— START OF INPUT —

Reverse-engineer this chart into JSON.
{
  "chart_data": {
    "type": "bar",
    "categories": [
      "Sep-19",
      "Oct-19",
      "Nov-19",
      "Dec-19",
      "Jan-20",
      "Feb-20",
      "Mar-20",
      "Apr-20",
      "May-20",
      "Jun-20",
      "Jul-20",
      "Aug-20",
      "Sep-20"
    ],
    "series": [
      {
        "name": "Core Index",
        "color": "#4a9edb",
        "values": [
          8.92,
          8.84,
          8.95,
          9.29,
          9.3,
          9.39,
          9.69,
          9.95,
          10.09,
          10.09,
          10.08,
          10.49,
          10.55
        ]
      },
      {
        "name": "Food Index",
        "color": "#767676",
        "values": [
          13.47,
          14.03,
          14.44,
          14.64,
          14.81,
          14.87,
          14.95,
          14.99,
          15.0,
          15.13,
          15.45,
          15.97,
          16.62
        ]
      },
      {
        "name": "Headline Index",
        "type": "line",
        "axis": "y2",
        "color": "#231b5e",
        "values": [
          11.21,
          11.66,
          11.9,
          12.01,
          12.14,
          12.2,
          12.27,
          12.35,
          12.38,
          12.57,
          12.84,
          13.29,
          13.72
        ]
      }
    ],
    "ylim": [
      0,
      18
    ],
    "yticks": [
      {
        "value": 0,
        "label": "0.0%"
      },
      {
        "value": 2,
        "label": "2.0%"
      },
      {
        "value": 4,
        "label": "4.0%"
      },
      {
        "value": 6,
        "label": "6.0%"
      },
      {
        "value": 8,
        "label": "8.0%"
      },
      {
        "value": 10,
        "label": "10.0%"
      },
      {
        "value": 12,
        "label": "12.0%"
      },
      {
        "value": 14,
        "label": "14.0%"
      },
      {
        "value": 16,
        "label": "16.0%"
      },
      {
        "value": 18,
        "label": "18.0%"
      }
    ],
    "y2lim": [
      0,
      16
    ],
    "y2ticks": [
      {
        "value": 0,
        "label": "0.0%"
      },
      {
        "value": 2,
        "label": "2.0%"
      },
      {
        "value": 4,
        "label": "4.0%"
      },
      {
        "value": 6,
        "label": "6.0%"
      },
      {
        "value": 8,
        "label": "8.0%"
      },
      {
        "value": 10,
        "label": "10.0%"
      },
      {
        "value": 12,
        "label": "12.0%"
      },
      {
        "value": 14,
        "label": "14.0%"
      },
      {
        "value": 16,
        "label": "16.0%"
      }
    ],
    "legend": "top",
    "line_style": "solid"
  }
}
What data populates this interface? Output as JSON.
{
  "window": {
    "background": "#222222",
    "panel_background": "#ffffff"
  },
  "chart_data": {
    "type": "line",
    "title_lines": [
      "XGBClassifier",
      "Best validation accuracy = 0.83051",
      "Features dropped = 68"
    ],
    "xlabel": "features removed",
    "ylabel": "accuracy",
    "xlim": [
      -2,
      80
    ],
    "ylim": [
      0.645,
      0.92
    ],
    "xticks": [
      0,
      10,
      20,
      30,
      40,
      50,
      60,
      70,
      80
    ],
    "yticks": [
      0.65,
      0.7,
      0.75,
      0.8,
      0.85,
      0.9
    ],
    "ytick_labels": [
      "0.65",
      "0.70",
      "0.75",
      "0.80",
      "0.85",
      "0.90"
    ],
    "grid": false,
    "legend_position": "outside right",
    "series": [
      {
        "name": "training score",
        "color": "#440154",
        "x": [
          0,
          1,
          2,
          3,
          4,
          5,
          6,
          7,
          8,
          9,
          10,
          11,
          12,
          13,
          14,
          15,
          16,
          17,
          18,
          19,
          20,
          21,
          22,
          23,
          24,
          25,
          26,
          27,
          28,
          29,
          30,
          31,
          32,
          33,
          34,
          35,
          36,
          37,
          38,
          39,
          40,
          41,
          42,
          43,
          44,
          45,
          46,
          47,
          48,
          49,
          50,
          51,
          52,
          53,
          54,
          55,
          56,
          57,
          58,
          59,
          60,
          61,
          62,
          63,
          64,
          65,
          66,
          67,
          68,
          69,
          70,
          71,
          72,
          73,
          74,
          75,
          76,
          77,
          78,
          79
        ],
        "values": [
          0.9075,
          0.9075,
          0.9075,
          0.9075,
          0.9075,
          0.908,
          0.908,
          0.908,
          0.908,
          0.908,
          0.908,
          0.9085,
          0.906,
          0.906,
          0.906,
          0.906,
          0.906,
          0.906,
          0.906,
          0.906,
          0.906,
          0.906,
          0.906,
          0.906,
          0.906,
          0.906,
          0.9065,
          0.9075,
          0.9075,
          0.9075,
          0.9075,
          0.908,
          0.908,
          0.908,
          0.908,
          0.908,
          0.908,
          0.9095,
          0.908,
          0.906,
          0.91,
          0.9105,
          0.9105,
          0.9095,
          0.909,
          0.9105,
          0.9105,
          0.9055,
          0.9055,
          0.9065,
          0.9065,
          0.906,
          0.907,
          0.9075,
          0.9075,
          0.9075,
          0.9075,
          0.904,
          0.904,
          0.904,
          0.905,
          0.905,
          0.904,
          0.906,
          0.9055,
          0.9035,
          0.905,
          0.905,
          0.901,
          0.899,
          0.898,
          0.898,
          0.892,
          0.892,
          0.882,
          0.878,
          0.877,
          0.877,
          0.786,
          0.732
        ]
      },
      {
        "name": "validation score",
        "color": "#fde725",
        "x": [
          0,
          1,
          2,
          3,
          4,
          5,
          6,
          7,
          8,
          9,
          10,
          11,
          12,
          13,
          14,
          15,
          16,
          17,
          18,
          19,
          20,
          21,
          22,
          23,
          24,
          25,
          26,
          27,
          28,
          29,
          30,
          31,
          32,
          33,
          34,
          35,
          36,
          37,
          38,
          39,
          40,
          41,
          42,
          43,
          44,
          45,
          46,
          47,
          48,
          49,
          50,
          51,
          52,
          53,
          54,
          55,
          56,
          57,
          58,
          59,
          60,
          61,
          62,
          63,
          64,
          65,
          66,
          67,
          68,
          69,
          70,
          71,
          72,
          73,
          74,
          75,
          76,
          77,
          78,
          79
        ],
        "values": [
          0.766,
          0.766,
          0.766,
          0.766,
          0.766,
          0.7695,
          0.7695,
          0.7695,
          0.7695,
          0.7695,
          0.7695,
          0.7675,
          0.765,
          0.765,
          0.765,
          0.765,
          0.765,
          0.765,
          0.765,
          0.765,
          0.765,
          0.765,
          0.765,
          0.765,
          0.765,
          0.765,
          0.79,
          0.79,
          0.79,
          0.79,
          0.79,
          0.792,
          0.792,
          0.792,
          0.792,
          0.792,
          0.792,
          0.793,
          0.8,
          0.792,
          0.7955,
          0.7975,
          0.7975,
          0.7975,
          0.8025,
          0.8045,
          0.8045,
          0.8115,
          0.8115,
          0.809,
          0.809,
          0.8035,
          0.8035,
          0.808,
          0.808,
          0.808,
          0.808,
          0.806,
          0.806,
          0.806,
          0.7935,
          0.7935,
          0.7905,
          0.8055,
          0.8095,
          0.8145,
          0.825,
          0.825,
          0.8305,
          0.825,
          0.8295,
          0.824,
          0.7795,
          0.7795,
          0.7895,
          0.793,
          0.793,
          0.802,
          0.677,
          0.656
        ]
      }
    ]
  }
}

— END OF INPUT —

TASK DETAILS:
Quote each line above in full, word for word.

SOLUTION TO THIS TASK:
Reverse-engineer this chart into JSON.
{
  "chart_data": {
    "type": "bar",
    "categories": [
      "Sep-19",
      "Oct-19",
      "Nov-19",
      "Dec-19",
      "Jan-20",
      "Feb-20",
      "Mar-20",
      "Apr-20",
      "May-20",
      "Jun-20",
      "Jul-20",
      "Aug-20",
      "Sep-20"
    ],
    "series": [
      {
        "name": "Core Index",
        "color": "#4a9edb",
        "values": [
          8.92,
          8.84,
          8.95,
          9.29,
          9.3,
          9.39,
          9.69,
          9.95,
          10.09,
          10.09,
          10.08,
          10.49,
          10.55
        ]
      },
      {
        "name": "Food Index",
        "color": "#767676",
        "values": [
          13.47,
          14.03,
          14.44,
          14.64,
          14.81,
          14.87,
          14.95,
          14.99,
          15.0,
          15.13,
          15.45,
          15.97,
          16.62
        ]
      },
      {
        "name": "Headline Index",
        "type": "line",
        "axis": "y2",
        "color": "#231b5e",
        "values": [
          11.21,
          11.66,
          11.9,
          12.01,
          12.14,
          12.2,
          12.27,
          12.35,
          12.38,
          12.57,
          12.84,
          13.29,
          13.72
        ]
      }
    ],
    "ylim": [
      0,
      18
    ],
    "yticks": [
      {
        "value": 0,
        "label": "0.0%"
      },
      {
        "value": 2,
        "label": "2.0%"
      },
      {
        "value": 4,
        "label": "4.0%"
      },
      {
        "value": 6,
        "label": "6.0%"
      },
      {
        "value": 8,
        "label": "8.0%"
      },
      {
        "value": 10,
        "label": "10.0%"
      },
      {
        "value": 12,
        "label": "12.0%"
      },
      {
        "value": 14,
        "label": "14.0%"
      },
      {
        "value": 16,
        "label": "16.0%"
      },
      {
        "value": 18,
        "label": "18.0%"
      }
    ],
    "y2lim": [
      0,
      16
    ],
    "y2ticks": [
      {
        "value": 0,
        "label": "0.0%"
      },
      {
        "value": 2,
        "label": "2.0%"
      },
      {
        "value": 4,
        "label": "4.0%"
      },
      {
        "value": 6,
        "label": "6.0%"
      },
      {
        "value": 8,
        "label": "8.0%"
      },
      {
        "value": 10,
        "label": "10.0%"
      },
      {
        "value": 12,
        "label": "12.0%"
      },
      {
        "value": 14,
        "label": "14.0%"
      },
      {
        "value": 16,
        "label": "16.0%"
      }
    ],
    "legend": "top",
    "line_style": "solid"
  }
}
What data populates this interface? Output as JSON.
{
  "window": {
    "background": "#222222",
    "panel_background": "#ffffff"
  },
  "chart_data": {
    "type": "line",
    "title_lines": [
      "XGBClassifier",
      "Best validation accuracy = 0.83051",
      "Features dropped = 68"
    ],
    "xlabel": "features removed",
    "ylabel": "accuracy",
    "xlim": [
      -2,
      80
    ],
    "ylim": [
      0.645,
      0.92
    ],
    "xticks": [
      0,
      10,
      20,
      30,
      40,
      50,
      60,
      70,
      80
    ],
    "yticks": [
      0.65,
      0.7,
      0.75,
      0.8,
      0.85,
      0.9
    ],
    "ytick_labels": [
      "0.65",
      "0.70",
      "0.75",
      "0.80",
      "0.85",
      "0.90"
    ],
    "grid": false,
    "legend_position": "outside right",
    "series": [
      {
        "name": "training score",
        "color": "#440154",
        "x": [
          0,
          1,
          2,
          3,
          4,
          5,
          6,
          7,
          8,
          9,
          10,
          11,
          12,
          13,
          14,
          15,
          16,
          17,
          18,
          19,
          20,
          21,
          22,
          23,
          24,
          25,
          26,
          27,
          28,
          29,
          30,
          31,
          32,
          33,
          34,
          35,
          36,
          37,
          38,
          39,
          40,
          41,
          42,
          43,
          44,
          45,
          46,
          47,
          48,
          49,
          50,
          51,
          52,
          53,
          54,
          55,
          56,
          57,
          58,
          59,
          60,
          61,
          62,
          63,
          64,
          65,
          66,
          67,
          68,
          69,
          70,
          71,
          72,
          73,
          74,
          75,
          76,
          77,
          78,
          79
        ],
        "values": [
          0.9075,
          0.9075,
          0.9075,
          0.9075,
          0.9075,
          0.908,
          0.908,
          0.908,
          0.908,
          0.908,
          0.908,
          0.9085,
          0.906,
          0.906,
          0.906,
          0.906,
          0.906,
          0.906,
          0.906,
          0.906,
          0.906,
          0.906,
          0.906,
          0.906,
          0.906,
          0.906,
          0.9065,
          0.9075,
          0.9075,
          0.9075,
          0.9075,
          0.908,
          0.908,
          0.908,
          0.908,
          0.908,
          0.908,
          0.9095,
          0.908,
          0.906,
          0.91,
          0.9105,
          0.9105,
          0.9095,
          0.909,
          0.9105,
          0.9105,
          0.9055,
          0.9055,
          0.9065,
          0.9065,
          0.906,
          0.907,
          0.9075,
          0.9075,
          0.9075,
          0.9075,
          0.904,
          0.904,
          0.904,
          0.905,
          0.905,
          0.904,
          0.906,
          0.9055,
          0.9035,
          0.905,
          0.905,
          0.901,
          0.899,
          0.898,
          0.898,
          0.892,
          0.892,
          0.882,
          0.878,
          0.877,
          0.877,
          0.786,
          0.732
        ]
      },
      {
        "name": "validation score",
        "color": "#fde725",
        "x": [
          0,
          1,
          2,
          3,
          4,
          5,
          6,
          7,
          8,
          9,
          10,
          11,
          12,
          13,
          14,
          15,
          16,
          17,
          18,
          19,
          20,
          21,
          22,
          23,
          24,
          25,
          26,
          27,
          28,
          29,
          30,
          31,
          32,
          33,
          34,
          35,
          36,
          37,
          38,
          39,
          40,
          41,
          42,
          43,
          44,
          45,
          46,
          47,
          48,
          49,
          50,
          51,
          52,
          53,
          54,
          55,
          56,
          57,
          58,
          59,
          60,
          61,
          62,
          63,
          64,
          65,
          66,
          67,
          68,
          69,
          70,
          71,
          72,
          73,
          74,
          75,
          76,
          77,
          78,
          79
        ],
        "values": [
          0.766,
          0.766,
          0.766,
          0.766,
          0.766,
          0.7695,
          0.7695,
          0.7695,
          0.7695,
          0.7695,
          0.7695,
          0.7675,
          0.765,
          0.765,
          0.765,
          0.765,
          0.765,
          0.765,
          0.765,
          0.765,
          0.765,
          0.765,
          0.765,
          0.765,
          0.765,
          0.765,
          0.79,
          0.79,
          0.79,
          0.79,
          0.79,
          0.792,
          0.792,
          0.792,
          0.792,
          0.792,
          0.792,
          0.793,
          0.8,
          0.792,
          0.7955,
          0.7975,
          0.7975,
          0.7975,
          0.8025,
          0.8045,
          0.8045,
          0.8115,
          0.8115,
          0.809,
          0.809,
          0.8035,
          0.8035,
          0.808,
          0.808,
          0.808,
          0.808,
          0.806,
          0.806,
          0.806,
          0.7935,
          0.7935,
          0.7905,
          0.8055,
          0.8095,
          0.8145,
          0.825,
          0.825,
          0.8305,
          0.825,
          0.8295,
          0.824,
          0.7795,
          0.7795,
          0.7895,
          0.793,
          0.793,
          0.802,
          0.677,
          0.656
        ]
      }
    ]
  }
}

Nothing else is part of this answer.